What this task involves = Pull out every line in the data that has the string "prognózy" in it.

>>

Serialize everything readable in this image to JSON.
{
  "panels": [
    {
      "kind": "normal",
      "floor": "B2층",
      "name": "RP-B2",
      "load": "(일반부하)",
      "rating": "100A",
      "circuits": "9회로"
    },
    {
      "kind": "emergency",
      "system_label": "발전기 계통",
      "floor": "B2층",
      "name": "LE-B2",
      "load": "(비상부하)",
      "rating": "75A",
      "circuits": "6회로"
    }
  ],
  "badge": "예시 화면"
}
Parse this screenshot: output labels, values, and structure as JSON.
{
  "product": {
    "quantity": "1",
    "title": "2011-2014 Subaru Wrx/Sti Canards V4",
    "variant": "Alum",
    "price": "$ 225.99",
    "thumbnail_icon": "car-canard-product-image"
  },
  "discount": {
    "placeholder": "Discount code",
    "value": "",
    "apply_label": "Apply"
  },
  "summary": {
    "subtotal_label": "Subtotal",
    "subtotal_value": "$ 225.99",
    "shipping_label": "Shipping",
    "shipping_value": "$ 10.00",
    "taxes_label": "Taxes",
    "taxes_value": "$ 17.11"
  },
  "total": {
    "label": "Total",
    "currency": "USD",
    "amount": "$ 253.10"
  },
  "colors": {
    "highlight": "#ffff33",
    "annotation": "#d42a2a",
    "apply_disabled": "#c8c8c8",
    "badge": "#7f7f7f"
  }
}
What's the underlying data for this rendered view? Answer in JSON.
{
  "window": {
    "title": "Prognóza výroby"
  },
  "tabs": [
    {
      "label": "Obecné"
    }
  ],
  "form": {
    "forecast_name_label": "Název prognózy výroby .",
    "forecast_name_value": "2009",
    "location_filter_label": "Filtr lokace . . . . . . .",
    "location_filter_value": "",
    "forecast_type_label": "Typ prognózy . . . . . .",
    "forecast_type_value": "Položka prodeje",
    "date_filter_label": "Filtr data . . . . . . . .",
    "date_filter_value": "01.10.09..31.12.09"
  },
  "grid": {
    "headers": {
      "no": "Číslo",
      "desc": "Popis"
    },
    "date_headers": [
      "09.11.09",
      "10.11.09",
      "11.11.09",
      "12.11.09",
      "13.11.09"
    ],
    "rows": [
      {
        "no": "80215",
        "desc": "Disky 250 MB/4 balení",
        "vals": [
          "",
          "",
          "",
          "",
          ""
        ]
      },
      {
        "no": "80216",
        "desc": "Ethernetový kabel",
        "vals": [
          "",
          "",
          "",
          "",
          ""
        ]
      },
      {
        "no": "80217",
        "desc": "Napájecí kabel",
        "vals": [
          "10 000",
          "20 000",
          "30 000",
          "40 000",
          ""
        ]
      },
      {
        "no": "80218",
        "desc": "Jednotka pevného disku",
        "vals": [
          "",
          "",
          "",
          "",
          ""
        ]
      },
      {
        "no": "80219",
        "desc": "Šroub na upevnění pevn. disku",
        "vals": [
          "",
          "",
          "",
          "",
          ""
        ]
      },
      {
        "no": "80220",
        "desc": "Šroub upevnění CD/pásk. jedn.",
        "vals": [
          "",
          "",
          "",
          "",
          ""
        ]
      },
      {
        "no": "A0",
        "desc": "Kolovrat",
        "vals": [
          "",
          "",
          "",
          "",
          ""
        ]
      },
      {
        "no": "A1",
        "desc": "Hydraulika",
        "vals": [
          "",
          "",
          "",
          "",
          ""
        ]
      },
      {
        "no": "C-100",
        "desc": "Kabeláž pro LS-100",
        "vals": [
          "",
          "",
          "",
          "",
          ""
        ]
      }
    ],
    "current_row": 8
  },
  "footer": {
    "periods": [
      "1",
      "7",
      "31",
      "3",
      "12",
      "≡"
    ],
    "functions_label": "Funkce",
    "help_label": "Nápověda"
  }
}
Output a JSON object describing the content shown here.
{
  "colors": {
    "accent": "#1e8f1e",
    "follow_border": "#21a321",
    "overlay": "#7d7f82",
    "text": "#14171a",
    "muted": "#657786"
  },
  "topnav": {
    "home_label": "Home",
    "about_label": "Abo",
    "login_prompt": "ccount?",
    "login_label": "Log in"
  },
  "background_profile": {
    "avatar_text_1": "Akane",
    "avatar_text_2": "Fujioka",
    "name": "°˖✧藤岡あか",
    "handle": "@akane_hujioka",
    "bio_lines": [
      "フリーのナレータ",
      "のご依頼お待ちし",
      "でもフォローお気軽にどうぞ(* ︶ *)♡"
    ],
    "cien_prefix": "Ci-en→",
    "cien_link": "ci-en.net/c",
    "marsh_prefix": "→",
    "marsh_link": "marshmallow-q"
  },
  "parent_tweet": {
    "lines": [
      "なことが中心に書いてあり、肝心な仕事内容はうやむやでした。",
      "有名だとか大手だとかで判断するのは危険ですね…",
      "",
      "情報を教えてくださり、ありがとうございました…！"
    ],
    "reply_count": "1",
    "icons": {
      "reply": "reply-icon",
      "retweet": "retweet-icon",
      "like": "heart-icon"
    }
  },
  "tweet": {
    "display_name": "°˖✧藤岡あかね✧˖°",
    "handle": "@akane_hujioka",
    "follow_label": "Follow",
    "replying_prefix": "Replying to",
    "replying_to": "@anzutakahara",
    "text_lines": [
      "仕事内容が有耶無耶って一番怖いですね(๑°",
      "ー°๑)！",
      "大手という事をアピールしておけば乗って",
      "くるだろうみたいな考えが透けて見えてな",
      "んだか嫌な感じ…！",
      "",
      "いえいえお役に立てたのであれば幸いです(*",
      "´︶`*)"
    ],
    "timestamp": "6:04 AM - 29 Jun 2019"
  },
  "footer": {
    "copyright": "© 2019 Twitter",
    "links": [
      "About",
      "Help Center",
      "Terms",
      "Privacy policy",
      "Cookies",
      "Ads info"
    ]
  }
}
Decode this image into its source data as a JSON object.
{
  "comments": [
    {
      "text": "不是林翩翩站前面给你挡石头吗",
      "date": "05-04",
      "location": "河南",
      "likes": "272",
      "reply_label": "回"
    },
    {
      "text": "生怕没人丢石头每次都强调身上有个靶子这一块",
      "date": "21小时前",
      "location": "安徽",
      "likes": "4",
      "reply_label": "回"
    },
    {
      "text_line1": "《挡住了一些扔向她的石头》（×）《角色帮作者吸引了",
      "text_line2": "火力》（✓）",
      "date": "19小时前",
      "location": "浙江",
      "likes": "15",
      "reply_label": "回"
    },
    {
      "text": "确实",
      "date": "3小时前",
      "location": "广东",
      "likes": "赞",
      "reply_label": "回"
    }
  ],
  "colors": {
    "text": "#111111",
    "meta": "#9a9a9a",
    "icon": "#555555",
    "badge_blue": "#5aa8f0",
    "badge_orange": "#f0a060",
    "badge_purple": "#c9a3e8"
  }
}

<<

Answer to the task =
    "forecast_name_label": "Název prognózy výroby .",
    "forecast_type_label": "Typ prognózy . . . . . .",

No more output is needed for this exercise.